Directions for this task: Could you copy the lines below, from the line with "write-bar [183,711,315,725]" to the line with "read-bar [183,302,305,316]", both included, without changing a character?

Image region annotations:
________________________________________

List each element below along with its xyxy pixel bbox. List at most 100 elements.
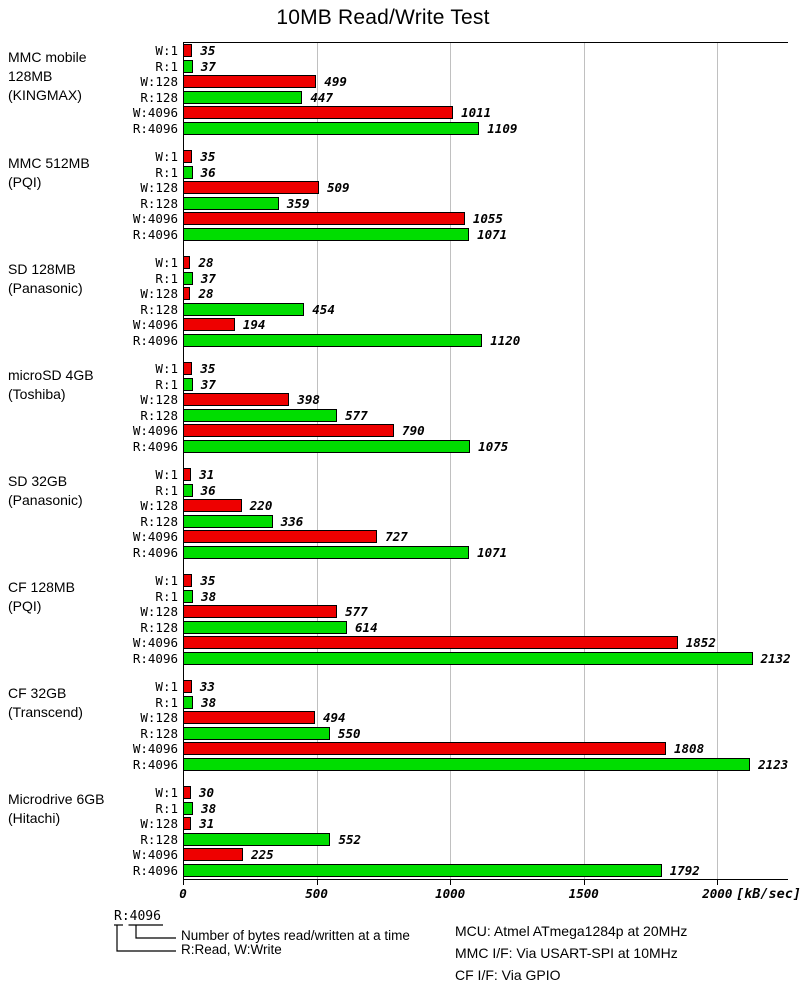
write-bar [183,711,315,725]
x-axis-tick-label: 1500 [568,886,599,901]
bar-value-label: 38 [201,588,217,604]
group-label-line: (PQI) [8,598,42,614]
bar-value-label: 35 [200,573,216,588]
read-bar [183,832,331,846]
bar-value-label: 1071 [477,227,508,242]
read-bar [183,801,194,815]
chart-title: 10MB Read/Write Test [276,6,490,29]
bar-value-label: 37 [200,270,216,286]
group-label: microSD 4GB (Toshiba) [8,366,94,404]
bar-tick-label: W:1 [155,149,178,164]
bar-tick-label: R:1 [155,376,178,392]
bar-value-label: 38 [201,694,217,710]
bar-value-label: 33 [199,679,215,694]
legend-connector-rw [116,925,176,952]
bar-tick-label: W:128 [140,286,178,302]
read-bar [183,440,471,453]
bar-value-label: 447 [310,89,333,105]
read-bar [183,302,305,316]
bar-tick-label: R:128 [140,831,178,847]
read-bar [183,620,348,634]
bar-tick-label: W:1 [155,467,178,482]
bar-tick-label: W:4096 [132,741,178,757]
footer-note-mmc-if: MMC I/F: Via USART-SPI at 10MHz [455,945,678,961]
x-axis-tick-label: 500 [305,886,328,901]
bar-value-label: 727 [385,529,408,545]
group-label: SD 32GB (Panasonic) [8,472,83,510]
read-bar [183,122,480,135]
bar-value-label: 38 [201,800,217,816]
bar-value-label: 35 [200,361,216,376]
x-axis-tick-label: 0 [179,886,187,901]
group-label-line: CF 128MB [8,579,75,595]
group-label: SD 128MB (Panasonic) [8,260,83,298]
bar-tick-label: W:1 [155,255,178,270]
bar-value-label: 1011 [461,105,492,121]
bar-value-label: 225 [251,847,274,863]
bar-tick-label: R:4096 [132,651,178,666]
bar-tick-label: W:4096 [132,847,178,863]
read-bar [183,59,193,73]
legend-note-bytes: Number of bytes read/written at a time [181,928,410,943]
read-bar [183,196,279,210]
write-bar [183,574,193,587]
bar-value-label: 336 [280,513,304,529]
bar-tick-label: W:1 [155,573,178,588]
read-bar [183,758,751,771]
y-axis-line [183,42,184,879]
write-bar [183,848,244,862]
write-bar [183,680,192,693]
bar-value-label: 36 [200,482,216,498]
write-bar [183,636,678,650]
x-axis-tick [450,879,452,885]
read-bar [183,334,483,347]
bar-value-label: 1075 [478,439,509,454]
bar-tick-label: R:1 [155,588,178,604]
bar-tick-label: W:4096 [132,105,178,121]
legend-key-label: R:4096 [114,909,161,924]
bar-value-label: 1120 [490,333,521,348]
bar-tick-label: W:1 [155,43,178,58]
read-bar [183,514,273,528]
x-axis-unit-label: [kB/sec] [736,886,800,902]
read-bar [183,483,193,497]
bar-value-label: 1852 [685,635,716,651]
group-label-line: (Panasonic) [8,280,83,296]
write-bar [183,256,191,269]
group-label-line: (PQI) [8,174,42,190]
bar-tick-label: W:4096 [132,317,178,333]
bar-tick-label: W:4096 [132,423,178,439]
group-label-line: microSD 4GB [8,367,94,383]
group-label: MMC 512MB (PQI) [8,154,90,192]
bar-value-label: 35 [200,43,216,58]
gridline [717,42,719,879]
write-bar [183,605,338,619]
read-bar [183,165,193,179]
bar-value-label: 790 [402,423,425,439]
bar-value-label: 1055 [472,211,503,227]
bar-tick-label: R:1 [155,694,178,710]
bar-tick-label: R:128 [140,725,178,741]
group-label-line: (Hitachi) [8,810,61,826]
x-axis-tick [717,879,719,885]
write-bar [183,181,319,195]
write-bar [183,44,193,57]
write-bar [183,75,317,89]
bar-tick-label: R:4096 [132,439,178,454]
write-bar [183,212,465,226]
write-bar [183,393,290,407]
bar-value-label: 31 [199,467,215,482]
write-bar [183,786,191,799]
bar-value-label: 37 [200,58,216,74]
bar-tick-label: R:128 [140,89,178,105]
bar-value-label: 1071 [477,545,508,560]
bar-tick-label: R:4096 [132,333,178,348]
bar-value-label: 550 [337,725,361,741]
group-label: CF 128MB (PQI) [8,578,75,616]
group-label-line: CF 32GB [8,685,67,701]
bar-value-label: 1792 [669,863,700,878]
bar-value-label: 35 [200,149,216,164]
gridline [316,42,318,879]
bar-tick-label: R:128 [140,301,178,317]
bar-value-label: 36 [200,164,216,180]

________________________________________

Task response:
write-bar [183,711,315,725]
x-axis-tick-label: 1500 [568,886,599,901]
bar-value-label: 38 [201,588,217,604]
group-label-line: (PQI) [8,598,42,614]
bar-value-label: 35 [200,573,216,588]
read-bar [183,832,331,846]
bar-value-label: 1071 [477,227,508,242]
read-bar [183,801,194,815]
chart-title: 10MB Read/Write Test [276,6,490,29]
bar-value-label: 37 [200,270,216,286]
group-label: microSD 4GB (Toshiba) [8,366,94,404]
bar-tick-label: W:1 [155,149,178,164]
bar-tick-label: R:1 [155,376,178,392]
bar-value-label: 38 [201,694,217,710]
bar-value-label: 33 [199,679,215,694]
legend-connector-rw [116,925,176,952]
bar-tick-label: W:128 [140,286,178,302]
read-bar [183,440,471,453]
bar-value-label: 447 [310,89,333,105]
read-bar [183,302,305,316]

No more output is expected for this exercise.